§ Problem requirements:
Show each line from the listing that includes the word "Pubbliche".

§ Extracted material:
───

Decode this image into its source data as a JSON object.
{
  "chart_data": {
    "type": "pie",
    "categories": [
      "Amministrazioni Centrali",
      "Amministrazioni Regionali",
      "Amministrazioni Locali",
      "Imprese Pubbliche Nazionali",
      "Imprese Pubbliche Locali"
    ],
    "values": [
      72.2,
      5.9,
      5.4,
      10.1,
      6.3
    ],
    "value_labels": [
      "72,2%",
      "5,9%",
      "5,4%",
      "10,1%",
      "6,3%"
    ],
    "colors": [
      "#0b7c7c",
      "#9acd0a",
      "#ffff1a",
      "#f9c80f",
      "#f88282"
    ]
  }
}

───

§ Complete response:
      "Imprese Pubbliche Nazionali",
      "Imprese Pubbliche Locali"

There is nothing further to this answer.